- [Written exercise]: Set out every line bearing the string "Entry".

- [Input for this task]:
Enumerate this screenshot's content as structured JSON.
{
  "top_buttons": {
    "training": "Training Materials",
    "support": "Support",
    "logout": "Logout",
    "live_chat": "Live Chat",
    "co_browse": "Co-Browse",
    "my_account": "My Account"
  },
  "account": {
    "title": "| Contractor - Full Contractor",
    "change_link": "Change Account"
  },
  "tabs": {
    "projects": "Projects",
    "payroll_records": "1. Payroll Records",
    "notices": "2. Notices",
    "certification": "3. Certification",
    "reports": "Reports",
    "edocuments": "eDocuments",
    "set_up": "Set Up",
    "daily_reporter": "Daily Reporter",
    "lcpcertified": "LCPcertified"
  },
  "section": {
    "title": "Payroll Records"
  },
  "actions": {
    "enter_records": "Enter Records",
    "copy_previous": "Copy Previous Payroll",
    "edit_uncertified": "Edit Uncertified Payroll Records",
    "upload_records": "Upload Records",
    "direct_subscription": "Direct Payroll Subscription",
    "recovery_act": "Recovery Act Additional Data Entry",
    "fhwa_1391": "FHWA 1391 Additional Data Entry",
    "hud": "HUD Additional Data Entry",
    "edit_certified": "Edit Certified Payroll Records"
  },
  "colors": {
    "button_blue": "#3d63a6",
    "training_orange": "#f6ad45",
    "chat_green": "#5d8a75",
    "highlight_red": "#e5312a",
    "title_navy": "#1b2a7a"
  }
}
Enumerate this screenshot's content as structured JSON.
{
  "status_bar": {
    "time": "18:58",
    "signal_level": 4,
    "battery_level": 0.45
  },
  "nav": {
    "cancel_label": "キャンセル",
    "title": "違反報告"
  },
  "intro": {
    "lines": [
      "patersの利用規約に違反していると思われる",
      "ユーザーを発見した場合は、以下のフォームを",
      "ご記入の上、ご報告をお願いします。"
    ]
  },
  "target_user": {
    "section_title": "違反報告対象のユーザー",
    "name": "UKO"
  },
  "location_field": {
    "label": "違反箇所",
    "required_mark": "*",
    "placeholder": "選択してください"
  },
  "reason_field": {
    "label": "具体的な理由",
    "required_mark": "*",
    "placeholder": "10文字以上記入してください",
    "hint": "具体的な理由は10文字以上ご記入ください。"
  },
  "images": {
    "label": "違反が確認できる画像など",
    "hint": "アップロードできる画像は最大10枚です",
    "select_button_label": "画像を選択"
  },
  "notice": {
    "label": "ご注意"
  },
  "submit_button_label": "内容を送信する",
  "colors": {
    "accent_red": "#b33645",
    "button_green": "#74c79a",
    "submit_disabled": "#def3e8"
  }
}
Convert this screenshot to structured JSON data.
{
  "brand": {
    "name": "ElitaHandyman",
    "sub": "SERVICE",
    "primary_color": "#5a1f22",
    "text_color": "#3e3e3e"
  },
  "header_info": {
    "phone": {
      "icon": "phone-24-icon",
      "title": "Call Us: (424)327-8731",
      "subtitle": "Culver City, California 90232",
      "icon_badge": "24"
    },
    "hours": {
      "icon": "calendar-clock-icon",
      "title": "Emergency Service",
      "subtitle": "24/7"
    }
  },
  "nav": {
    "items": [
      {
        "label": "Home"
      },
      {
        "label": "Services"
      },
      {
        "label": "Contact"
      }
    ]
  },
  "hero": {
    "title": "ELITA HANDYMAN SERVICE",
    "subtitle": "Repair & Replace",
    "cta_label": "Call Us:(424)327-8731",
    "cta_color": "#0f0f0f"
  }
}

- [Solved exercise]:
    "recovery_act": "Recovery Act Additional Data Entry",
    "fhwa_1391": "FHWA 1391 Additional Data Entry",
    "hud": "HUD Additional Data Entry",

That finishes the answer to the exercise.